# [INPUT MATERIAL]
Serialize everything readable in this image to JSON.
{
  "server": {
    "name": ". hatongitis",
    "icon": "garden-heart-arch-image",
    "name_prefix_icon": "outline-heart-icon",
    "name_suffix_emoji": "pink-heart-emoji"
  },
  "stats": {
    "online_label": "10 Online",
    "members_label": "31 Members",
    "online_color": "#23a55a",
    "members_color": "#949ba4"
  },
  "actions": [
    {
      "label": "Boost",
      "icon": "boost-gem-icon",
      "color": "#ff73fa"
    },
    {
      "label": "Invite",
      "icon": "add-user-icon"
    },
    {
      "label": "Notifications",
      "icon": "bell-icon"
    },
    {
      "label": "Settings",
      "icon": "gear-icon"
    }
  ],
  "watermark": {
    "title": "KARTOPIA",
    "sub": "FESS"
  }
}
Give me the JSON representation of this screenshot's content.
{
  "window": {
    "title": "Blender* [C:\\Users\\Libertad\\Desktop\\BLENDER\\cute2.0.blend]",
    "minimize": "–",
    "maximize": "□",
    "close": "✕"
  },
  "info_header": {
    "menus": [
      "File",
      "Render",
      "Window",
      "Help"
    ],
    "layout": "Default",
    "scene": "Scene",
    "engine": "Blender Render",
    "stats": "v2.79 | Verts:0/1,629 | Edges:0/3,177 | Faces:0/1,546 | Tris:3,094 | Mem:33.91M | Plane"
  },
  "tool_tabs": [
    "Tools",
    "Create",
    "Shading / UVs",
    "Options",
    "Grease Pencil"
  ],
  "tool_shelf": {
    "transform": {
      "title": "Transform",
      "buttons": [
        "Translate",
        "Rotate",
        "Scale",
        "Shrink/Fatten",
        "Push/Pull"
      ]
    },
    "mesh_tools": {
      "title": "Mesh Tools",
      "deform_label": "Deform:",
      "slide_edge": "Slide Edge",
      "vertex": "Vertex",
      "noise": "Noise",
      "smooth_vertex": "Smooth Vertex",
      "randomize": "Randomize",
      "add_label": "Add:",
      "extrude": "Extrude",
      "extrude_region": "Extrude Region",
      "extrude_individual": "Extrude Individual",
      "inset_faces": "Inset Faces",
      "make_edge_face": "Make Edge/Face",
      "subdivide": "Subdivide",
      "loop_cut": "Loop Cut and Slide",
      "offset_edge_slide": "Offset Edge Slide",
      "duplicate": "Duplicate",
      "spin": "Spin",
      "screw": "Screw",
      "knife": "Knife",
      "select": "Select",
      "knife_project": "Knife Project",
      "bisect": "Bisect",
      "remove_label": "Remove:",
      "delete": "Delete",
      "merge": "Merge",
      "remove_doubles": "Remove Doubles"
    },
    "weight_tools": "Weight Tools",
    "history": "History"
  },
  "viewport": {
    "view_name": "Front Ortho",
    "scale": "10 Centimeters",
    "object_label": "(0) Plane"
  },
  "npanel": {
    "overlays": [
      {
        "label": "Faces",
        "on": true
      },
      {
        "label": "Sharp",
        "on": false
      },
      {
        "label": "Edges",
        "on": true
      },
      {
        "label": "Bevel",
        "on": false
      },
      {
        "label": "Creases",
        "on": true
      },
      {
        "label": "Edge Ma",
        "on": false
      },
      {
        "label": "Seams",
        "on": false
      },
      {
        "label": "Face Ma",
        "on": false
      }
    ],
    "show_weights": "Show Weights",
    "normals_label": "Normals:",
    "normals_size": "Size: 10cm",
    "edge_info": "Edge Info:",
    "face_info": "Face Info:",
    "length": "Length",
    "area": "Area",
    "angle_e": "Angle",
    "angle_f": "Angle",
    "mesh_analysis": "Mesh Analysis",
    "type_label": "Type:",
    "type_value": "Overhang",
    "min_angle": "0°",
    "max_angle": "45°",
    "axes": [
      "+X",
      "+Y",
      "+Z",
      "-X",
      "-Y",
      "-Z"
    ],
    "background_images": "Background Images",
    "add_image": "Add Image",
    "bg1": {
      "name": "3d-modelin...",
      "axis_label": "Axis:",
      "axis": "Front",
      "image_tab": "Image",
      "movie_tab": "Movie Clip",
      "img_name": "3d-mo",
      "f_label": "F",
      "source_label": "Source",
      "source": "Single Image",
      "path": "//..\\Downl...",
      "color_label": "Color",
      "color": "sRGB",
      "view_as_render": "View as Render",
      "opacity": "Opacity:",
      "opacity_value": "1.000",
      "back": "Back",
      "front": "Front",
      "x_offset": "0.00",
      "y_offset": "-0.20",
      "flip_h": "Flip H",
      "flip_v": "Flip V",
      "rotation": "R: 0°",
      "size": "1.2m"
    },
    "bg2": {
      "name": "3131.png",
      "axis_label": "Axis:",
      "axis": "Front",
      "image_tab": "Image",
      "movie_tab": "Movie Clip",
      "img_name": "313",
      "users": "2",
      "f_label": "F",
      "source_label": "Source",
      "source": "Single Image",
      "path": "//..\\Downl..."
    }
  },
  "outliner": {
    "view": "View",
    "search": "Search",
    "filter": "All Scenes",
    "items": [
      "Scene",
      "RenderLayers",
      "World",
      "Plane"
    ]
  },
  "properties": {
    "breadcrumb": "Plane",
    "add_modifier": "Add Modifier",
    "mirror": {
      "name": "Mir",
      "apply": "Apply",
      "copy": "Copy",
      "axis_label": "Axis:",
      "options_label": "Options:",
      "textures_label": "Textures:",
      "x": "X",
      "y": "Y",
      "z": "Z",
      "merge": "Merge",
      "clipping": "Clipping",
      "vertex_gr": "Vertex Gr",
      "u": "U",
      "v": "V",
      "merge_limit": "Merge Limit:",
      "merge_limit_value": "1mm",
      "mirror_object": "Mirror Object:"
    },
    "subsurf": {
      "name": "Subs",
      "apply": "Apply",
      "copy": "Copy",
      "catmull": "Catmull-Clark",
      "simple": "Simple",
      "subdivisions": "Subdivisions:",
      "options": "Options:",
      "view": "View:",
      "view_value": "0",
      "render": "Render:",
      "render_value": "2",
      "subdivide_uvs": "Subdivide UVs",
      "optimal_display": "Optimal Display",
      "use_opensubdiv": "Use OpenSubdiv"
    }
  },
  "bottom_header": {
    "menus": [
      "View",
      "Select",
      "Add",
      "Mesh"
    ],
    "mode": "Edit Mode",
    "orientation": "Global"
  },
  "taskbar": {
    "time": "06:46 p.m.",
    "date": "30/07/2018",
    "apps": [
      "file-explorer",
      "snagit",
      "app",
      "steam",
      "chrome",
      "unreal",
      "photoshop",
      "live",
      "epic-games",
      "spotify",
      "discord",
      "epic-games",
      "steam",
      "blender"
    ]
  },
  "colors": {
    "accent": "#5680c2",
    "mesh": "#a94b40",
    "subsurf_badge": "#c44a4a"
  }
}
---
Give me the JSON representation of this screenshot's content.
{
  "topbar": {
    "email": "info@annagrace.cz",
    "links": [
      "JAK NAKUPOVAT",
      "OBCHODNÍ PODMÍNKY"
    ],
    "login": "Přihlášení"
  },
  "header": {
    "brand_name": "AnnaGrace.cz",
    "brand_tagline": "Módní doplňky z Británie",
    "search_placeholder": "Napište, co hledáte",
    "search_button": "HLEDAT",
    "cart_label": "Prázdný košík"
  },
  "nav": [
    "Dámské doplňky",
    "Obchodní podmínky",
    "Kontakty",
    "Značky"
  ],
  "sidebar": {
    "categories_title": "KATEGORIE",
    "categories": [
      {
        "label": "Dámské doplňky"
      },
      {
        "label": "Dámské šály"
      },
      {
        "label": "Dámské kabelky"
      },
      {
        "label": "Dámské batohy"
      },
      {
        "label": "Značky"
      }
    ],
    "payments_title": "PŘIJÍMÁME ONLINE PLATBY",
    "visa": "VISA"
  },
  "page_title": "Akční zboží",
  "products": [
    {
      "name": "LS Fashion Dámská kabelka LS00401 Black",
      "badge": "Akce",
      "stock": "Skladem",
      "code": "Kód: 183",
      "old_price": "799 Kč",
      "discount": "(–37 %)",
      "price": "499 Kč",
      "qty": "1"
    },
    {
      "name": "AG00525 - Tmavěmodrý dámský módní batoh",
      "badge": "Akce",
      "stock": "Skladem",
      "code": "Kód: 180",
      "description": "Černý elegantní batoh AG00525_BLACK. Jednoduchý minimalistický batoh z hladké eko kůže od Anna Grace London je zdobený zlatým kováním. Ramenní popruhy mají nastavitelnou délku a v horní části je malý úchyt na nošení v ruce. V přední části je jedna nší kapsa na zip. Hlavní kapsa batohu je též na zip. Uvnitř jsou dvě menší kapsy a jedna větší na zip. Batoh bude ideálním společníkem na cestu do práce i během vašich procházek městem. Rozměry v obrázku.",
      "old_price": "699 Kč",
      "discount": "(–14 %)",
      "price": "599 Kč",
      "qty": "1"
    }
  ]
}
==
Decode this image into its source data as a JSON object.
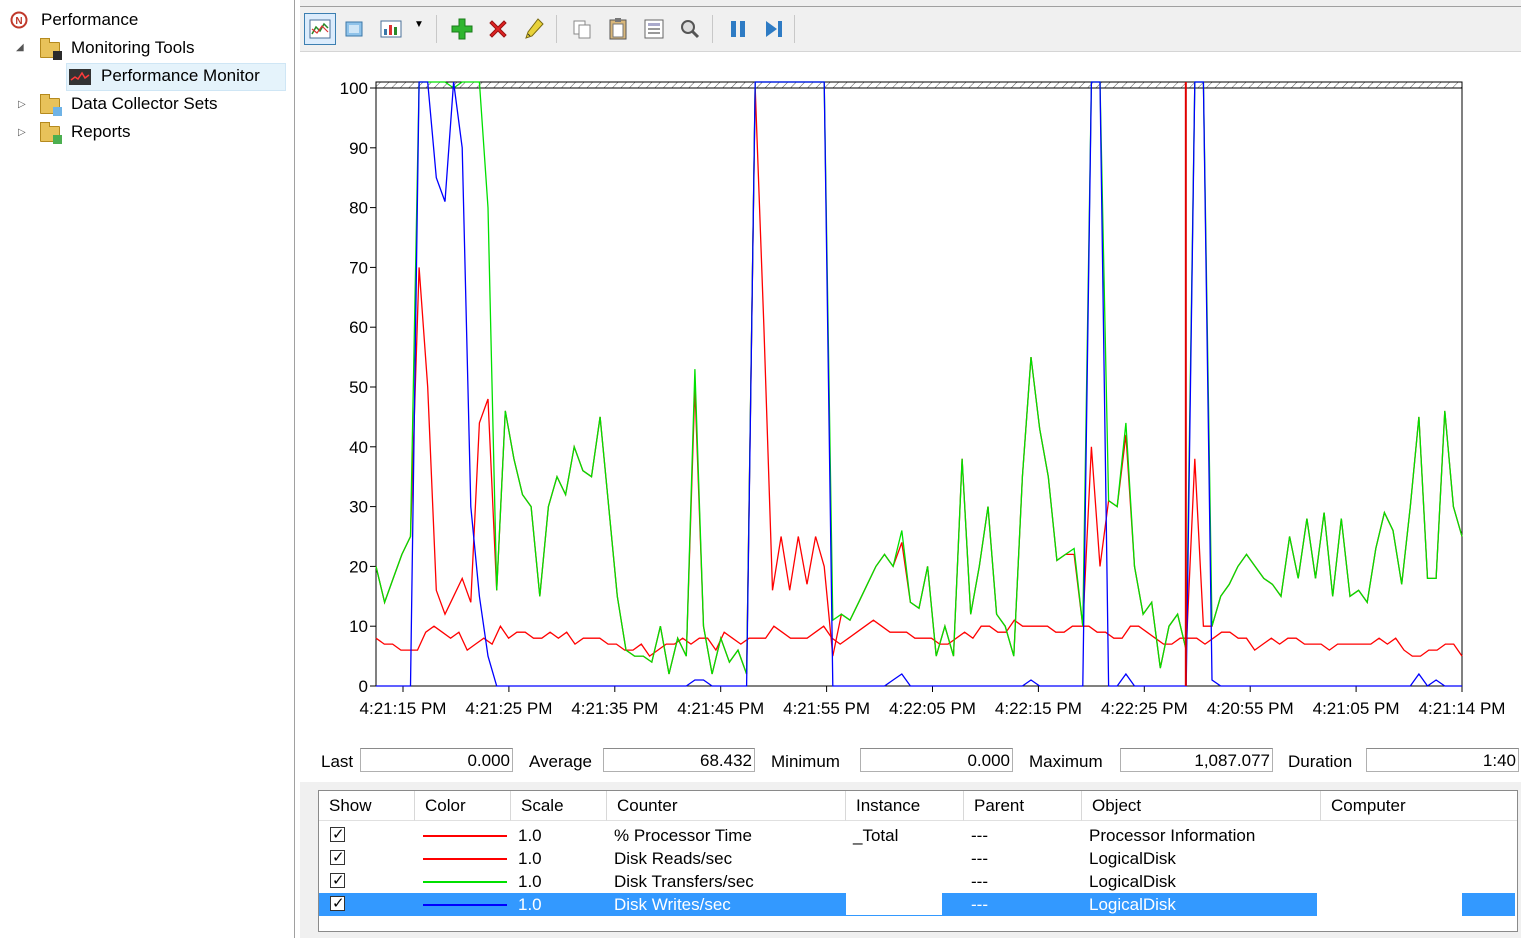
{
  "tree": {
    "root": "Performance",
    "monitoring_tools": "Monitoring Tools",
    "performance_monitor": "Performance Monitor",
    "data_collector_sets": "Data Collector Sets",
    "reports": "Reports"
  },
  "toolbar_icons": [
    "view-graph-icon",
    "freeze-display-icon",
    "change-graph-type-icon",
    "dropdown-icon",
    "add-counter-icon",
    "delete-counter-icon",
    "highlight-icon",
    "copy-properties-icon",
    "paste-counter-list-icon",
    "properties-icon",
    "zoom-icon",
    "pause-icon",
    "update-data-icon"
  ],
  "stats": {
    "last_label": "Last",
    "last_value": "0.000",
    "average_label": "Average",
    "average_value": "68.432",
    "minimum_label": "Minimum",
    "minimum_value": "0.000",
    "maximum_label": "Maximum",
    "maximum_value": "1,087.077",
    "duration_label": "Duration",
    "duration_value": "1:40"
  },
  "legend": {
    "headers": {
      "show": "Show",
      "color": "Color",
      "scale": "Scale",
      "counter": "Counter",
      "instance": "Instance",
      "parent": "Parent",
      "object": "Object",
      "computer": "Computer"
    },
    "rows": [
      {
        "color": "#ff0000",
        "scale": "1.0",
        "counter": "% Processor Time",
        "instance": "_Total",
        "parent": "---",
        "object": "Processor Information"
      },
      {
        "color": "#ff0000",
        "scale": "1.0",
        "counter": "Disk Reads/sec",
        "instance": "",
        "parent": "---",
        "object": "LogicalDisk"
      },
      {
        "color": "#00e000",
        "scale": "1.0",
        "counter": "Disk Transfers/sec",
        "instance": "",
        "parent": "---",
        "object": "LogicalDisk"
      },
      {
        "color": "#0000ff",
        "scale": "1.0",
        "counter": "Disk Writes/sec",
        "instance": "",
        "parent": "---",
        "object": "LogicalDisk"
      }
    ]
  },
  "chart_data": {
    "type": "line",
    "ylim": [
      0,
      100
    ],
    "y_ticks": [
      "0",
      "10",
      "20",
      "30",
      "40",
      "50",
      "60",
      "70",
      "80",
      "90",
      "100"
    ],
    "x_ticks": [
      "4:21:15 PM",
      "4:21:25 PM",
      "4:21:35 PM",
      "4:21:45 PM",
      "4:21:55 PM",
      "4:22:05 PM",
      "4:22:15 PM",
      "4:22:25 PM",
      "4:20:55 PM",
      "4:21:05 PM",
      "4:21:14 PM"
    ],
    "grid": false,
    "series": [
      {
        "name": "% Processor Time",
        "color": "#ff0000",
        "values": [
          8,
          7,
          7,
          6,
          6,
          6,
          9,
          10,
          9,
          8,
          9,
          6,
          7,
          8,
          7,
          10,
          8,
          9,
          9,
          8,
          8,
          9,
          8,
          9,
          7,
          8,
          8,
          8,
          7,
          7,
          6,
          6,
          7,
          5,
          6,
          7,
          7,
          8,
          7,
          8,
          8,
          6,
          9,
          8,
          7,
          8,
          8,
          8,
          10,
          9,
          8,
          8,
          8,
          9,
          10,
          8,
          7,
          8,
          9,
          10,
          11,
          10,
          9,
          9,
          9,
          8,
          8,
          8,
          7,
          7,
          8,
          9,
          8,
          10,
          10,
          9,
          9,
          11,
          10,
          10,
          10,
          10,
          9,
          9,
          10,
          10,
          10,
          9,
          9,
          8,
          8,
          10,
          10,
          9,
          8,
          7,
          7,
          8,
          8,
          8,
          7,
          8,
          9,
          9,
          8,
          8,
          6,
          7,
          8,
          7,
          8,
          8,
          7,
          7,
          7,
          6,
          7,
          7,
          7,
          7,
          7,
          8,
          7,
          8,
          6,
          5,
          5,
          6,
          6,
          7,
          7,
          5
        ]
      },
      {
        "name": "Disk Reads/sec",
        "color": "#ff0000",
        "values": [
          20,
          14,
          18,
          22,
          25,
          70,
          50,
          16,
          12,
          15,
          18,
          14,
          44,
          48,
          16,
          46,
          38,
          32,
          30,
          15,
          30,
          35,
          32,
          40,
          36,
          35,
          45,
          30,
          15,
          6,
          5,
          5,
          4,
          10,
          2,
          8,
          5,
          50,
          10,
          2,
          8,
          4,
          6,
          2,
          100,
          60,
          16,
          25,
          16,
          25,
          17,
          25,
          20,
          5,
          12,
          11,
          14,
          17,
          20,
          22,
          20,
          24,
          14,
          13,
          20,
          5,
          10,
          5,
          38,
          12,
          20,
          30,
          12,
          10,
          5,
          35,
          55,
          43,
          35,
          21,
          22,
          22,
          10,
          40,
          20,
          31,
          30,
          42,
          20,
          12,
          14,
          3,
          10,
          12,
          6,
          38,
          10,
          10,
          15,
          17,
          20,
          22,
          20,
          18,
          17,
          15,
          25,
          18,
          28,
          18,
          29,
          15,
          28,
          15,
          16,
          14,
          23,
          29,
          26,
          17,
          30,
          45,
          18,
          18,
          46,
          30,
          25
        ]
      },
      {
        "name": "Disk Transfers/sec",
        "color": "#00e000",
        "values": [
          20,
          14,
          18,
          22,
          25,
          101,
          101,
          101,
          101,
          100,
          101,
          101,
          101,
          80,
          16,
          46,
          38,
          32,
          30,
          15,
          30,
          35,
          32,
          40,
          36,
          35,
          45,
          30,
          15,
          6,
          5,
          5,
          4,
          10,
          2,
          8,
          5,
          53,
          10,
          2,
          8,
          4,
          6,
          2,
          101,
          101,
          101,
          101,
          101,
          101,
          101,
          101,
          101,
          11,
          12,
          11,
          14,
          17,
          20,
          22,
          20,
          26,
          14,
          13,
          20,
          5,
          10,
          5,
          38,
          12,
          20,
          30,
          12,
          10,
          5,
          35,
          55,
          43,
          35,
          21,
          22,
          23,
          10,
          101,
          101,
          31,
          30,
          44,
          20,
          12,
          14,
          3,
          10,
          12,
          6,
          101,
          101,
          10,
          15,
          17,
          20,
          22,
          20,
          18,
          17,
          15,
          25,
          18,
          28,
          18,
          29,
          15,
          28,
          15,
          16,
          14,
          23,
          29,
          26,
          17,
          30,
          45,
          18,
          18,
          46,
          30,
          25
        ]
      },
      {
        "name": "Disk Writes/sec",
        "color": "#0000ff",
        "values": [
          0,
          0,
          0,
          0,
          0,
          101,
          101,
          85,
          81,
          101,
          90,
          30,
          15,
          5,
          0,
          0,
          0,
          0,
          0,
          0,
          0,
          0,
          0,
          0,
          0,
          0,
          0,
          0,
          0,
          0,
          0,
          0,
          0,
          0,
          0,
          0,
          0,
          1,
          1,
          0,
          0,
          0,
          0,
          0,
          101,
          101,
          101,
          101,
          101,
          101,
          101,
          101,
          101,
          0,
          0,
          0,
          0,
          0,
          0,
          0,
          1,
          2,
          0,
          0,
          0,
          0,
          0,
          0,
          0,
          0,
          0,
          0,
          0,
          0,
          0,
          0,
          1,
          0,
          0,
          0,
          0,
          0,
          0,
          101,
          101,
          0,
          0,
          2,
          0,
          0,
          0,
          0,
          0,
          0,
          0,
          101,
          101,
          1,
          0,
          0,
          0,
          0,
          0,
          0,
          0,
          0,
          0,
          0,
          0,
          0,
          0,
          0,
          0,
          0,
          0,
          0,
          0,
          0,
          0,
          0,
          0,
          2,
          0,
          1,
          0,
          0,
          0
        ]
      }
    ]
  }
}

# [THE REQUEST]
Return only those lines of the records that contain the string "Extrude".

# [SOLUTION FOR THIS EXERCISE]
      "extrude": "Extrude",
      "extrude_region": "Extrude Region",
      "extrude_individual": "Extrude Individual",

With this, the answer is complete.